Work required. Assemble all lines in which the string "title" appears.
■ ■ ■ ■
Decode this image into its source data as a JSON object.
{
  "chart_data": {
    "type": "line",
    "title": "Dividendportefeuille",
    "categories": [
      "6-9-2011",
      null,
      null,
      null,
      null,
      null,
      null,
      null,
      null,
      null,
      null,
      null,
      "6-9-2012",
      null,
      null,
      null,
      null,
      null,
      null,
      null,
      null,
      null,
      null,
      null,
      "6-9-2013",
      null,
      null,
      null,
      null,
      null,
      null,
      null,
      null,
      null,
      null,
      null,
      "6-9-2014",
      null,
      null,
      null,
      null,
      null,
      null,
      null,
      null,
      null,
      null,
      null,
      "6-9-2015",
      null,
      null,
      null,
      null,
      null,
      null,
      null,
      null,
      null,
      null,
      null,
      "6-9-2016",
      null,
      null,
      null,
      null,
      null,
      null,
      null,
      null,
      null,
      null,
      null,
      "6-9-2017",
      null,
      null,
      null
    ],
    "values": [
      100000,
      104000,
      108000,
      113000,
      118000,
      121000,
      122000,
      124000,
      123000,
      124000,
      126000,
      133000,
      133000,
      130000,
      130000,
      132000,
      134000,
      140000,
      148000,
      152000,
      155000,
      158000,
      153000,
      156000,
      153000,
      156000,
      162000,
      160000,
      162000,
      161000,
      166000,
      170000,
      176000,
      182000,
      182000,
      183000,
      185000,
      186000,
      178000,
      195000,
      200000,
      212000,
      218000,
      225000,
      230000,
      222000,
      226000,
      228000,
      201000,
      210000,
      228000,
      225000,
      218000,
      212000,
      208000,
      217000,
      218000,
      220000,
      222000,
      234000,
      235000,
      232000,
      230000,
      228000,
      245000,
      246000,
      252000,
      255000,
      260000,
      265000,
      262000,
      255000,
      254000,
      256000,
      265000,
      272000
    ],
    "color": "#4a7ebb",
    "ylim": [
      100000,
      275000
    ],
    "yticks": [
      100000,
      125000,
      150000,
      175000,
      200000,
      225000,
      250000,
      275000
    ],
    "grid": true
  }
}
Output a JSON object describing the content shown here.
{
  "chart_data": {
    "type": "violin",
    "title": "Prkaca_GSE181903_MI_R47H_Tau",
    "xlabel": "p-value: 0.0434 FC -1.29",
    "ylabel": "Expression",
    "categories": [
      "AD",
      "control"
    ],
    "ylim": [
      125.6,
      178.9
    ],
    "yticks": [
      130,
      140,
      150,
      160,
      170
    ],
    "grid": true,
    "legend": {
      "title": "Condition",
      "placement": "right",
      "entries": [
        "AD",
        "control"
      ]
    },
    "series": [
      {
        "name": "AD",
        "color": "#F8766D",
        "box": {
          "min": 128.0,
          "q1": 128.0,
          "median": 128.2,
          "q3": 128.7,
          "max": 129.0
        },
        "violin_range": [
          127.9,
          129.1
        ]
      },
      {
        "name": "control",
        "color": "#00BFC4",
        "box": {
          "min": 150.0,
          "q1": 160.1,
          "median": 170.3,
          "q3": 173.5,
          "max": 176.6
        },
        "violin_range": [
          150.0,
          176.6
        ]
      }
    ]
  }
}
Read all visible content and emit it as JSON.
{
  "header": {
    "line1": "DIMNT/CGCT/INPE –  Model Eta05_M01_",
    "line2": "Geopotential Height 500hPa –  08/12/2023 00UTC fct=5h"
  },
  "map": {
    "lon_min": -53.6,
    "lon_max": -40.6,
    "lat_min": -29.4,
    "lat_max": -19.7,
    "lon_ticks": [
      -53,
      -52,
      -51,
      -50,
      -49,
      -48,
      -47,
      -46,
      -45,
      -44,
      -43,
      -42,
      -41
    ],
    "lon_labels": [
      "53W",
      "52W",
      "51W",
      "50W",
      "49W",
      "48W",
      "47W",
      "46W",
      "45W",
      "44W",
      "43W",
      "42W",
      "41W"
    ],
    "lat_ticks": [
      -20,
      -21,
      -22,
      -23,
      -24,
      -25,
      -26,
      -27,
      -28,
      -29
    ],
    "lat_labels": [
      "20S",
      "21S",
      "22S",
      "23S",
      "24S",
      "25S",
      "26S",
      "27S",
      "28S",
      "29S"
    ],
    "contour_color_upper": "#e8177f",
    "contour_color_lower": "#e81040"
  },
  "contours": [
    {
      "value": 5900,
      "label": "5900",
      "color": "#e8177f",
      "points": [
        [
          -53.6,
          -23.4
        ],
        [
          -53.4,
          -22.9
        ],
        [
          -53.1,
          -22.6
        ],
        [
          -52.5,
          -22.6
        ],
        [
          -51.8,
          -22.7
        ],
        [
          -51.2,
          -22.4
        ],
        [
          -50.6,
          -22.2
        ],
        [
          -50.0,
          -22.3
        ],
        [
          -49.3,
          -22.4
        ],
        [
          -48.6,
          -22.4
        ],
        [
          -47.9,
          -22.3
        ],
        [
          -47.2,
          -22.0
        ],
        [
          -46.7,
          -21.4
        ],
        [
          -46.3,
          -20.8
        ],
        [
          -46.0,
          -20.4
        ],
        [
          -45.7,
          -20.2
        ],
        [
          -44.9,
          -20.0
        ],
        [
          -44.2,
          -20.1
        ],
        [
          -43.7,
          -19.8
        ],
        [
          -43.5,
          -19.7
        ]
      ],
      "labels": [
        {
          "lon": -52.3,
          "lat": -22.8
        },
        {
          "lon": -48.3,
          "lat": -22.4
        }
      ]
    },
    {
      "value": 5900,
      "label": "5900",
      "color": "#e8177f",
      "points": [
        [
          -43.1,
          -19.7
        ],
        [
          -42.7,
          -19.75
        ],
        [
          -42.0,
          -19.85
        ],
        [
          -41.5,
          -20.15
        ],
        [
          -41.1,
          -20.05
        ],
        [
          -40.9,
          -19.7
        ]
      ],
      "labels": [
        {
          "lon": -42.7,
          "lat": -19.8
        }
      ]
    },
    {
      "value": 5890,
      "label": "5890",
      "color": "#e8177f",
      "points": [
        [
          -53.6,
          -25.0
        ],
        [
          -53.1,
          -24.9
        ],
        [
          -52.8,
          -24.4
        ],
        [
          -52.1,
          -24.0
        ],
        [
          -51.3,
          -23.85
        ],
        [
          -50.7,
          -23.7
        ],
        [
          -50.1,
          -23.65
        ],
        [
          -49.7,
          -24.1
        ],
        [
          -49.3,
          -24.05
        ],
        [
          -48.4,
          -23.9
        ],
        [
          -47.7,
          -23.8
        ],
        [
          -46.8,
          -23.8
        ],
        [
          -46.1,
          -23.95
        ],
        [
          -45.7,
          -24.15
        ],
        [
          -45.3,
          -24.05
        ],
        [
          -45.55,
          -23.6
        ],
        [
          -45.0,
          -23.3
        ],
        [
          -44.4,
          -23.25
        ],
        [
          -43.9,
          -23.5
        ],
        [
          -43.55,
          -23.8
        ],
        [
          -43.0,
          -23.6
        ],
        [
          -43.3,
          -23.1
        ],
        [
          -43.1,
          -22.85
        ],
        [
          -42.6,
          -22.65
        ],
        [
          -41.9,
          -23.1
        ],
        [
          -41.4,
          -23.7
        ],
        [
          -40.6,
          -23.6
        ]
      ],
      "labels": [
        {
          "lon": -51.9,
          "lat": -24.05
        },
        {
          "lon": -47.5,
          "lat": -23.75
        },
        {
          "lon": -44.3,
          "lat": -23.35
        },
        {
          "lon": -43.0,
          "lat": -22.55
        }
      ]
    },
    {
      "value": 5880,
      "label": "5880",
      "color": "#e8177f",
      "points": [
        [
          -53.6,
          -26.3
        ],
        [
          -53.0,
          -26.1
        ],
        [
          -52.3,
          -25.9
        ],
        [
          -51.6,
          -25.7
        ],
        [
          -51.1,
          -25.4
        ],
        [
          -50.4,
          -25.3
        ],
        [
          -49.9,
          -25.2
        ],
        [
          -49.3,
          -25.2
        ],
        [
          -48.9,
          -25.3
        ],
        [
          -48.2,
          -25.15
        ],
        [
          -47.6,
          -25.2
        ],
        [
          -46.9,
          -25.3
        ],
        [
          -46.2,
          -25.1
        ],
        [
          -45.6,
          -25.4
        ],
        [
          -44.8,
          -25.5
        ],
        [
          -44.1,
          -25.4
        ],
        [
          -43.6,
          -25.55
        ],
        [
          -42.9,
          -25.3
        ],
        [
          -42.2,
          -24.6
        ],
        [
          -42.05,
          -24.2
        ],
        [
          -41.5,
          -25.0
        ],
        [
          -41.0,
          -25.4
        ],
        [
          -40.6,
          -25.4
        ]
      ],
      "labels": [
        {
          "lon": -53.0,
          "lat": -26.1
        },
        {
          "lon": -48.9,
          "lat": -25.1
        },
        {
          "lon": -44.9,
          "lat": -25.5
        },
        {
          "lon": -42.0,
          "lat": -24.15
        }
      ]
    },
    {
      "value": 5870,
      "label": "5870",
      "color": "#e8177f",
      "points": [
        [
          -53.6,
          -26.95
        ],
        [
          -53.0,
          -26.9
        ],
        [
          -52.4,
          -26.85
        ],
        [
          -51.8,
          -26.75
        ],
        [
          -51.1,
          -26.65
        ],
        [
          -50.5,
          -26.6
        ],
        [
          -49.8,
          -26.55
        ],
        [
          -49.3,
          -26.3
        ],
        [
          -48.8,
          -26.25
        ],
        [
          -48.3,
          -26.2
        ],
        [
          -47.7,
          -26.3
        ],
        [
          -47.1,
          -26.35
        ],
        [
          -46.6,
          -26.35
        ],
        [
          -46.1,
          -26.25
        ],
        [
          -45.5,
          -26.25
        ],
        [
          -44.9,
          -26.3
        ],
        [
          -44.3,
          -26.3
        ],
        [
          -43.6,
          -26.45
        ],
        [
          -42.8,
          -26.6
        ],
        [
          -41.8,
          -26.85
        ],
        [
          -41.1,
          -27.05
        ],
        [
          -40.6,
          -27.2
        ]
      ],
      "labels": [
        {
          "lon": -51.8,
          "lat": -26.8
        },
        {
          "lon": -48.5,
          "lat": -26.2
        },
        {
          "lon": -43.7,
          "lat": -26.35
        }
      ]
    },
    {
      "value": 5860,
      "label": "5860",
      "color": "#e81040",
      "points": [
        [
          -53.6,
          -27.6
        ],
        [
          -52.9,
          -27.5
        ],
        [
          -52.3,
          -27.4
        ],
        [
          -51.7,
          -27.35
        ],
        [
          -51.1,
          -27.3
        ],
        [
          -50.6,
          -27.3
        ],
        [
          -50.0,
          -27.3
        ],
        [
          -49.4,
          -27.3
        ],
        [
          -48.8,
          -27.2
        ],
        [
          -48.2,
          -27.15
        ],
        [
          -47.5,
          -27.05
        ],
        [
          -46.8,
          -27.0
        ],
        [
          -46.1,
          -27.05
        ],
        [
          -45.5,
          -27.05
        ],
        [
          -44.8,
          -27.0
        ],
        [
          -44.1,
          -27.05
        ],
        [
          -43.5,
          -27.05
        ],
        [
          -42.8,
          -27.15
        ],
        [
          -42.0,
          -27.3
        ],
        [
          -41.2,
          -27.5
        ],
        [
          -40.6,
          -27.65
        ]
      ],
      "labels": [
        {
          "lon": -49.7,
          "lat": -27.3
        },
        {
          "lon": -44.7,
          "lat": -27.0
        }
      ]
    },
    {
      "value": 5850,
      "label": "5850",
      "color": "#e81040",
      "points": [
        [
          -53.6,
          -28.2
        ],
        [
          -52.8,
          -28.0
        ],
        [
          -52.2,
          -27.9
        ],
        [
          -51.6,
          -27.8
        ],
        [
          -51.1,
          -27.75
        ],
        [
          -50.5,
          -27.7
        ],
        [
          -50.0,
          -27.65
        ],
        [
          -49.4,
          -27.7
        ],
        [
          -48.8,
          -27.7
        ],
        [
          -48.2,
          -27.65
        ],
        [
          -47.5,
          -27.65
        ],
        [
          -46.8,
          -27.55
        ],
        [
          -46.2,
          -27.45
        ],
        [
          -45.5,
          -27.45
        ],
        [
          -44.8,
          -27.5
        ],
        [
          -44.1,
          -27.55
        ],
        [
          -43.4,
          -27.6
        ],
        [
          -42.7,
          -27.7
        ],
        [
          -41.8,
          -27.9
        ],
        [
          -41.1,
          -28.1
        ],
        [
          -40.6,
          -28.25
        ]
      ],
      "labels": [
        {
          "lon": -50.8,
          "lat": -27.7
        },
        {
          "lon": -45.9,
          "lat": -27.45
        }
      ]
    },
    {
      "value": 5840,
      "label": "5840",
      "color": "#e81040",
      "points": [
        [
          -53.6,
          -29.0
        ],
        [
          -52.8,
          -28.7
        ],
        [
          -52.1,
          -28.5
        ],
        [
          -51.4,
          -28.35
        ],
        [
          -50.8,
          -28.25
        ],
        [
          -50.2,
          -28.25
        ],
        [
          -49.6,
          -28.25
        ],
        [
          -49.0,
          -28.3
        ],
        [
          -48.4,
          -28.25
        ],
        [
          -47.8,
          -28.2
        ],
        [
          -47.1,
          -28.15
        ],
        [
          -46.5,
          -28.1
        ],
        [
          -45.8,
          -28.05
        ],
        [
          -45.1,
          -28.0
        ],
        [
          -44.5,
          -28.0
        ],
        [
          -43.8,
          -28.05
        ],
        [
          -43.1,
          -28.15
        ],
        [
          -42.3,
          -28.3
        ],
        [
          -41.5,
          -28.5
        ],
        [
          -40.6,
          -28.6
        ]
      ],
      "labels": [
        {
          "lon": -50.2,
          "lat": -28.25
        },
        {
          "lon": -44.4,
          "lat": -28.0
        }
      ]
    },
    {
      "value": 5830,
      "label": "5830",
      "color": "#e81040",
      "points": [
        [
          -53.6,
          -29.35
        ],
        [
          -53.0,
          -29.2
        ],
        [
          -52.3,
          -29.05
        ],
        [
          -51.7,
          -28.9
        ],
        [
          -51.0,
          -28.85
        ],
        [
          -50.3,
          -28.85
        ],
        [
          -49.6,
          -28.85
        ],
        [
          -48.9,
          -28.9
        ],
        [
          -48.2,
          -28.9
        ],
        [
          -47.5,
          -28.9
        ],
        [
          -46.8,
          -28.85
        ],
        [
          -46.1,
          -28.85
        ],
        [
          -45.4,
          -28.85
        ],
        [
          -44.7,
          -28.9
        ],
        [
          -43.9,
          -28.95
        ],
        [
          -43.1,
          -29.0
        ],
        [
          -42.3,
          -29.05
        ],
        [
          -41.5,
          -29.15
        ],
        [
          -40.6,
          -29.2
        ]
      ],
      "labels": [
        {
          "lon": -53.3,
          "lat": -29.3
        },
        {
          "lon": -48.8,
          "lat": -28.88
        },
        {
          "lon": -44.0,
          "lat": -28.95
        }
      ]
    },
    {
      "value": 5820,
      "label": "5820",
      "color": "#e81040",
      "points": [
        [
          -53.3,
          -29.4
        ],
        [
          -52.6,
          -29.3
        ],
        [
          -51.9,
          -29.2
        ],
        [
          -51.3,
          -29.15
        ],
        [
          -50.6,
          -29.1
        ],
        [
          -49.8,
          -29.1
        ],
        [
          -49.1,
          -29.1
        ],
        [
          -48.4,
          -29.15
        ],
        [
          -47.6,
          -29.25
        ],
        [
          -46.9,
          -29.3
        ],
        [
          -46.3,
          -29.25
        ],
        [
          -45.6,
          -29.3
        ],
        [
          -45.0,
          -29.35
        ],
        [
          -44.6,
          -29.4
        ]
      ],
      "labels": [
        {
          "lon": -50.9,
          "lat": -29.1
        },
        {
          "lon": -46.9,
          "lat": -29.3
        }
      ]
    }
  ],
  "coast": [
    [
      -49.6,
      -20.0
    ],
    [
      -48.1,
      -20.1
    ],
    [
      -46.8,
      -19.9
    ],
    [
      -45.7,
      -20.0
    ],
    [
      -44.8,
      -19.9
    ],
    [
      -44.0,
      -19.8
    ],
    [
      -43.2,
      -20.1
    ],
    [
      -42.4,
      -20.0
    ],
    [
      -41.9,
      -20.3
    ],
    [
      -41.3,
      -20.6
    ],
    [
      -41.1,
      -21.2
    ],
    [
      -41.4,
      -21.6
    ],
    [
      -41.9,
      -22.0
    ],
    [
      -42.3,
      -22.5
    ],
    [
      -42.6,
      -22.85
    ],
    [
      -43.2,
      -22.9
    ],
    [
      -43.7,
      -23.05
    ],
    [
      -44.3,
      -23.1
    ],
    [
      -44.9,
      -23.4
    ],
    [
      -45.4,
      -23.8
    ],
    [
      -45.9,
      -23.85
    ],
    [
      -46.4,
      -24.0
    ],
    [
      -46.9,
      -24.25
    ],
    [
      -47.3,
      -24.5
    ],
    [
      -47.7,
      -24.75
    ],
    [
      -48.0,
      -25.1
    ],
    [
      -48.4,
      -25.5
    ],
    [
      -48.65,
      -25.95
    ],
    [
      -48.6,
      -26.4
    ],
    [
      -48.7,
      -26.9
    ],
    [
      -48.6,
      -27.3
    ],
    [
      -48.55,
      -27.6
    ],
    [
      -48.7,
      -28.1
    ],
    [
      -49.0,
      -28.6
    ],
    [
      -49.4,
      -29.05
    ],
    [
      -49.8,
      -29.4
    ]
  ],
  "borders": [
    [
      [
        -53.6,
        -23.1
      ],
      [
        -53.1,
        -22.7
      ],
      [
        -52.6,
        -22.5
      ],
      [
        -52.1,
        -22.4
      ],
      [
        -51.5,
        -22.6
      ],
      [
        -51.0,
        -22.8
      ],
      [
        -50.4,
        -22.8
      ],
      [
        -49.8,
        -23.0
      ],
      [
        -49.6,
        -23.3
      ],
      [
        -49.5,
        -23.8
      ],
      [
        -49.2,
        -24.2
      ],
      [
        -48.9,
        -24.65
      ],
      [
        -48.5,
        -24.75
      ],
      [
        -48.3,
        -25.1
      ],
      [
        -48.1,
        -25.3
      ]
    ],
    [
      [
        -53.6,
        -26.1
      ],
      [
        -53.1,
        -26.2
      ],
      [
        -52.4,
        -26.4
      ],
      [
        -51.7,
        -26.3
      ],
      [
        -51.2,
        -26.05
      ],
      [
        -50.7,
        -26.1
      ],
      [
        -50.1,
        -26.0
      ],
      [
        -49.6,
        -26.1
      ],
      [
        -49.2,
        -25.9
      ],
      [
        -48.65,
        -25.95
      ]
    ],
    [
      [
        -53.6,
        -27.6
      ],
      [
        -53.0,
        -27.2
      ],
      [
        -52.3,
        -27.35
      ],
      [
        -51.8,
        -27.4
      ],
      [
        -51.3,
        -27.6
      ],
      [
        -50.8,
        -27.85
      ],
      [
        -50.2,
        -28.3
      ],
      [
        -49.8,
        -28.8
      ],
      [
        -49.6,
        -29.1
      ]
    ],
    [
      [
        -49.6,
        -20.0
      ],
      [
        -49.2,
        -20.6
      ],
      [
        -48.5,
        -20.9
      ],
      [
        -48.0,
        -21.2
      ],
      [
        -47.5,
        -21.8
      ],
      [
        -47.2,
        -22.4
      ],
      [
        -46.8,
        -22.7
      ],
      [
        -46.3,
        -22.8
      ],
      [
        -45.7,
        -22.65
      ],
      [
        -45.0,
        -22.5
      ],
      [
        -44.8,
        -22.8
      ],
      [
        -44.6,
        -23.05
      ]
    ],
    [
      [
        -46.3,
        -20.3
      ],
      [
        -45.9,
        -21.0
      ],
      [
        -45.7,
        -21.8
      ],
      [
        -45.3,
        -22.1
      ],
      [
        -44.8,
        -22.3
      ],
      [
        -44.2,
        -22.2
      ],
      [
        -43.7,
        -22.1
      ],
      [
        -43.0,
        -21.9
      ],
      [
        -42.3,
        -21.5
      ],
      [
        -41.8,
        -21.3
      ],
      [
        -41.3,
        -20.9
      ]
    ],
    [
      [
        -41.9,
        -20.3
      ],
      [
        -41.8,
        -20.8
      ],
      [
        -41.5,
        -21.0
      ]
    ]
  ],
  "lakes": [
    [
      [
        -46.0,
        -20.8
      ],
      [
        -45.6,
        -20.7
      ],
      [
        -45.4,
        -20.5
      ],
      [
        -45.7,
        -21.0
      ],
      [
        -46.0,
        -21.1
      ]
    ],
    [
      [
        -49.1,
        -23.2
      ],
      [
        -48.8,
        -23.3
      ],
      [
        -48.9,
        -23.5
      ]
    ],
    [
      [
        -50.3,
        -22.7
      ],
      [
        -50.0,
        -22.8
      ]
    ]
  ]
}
■ ■ ■ ■
The result.
    "title": "Dividendportefeuille",
    "title": "Prkaca_GSE181903_MI_R47H_Tau",
      "title": "Condition",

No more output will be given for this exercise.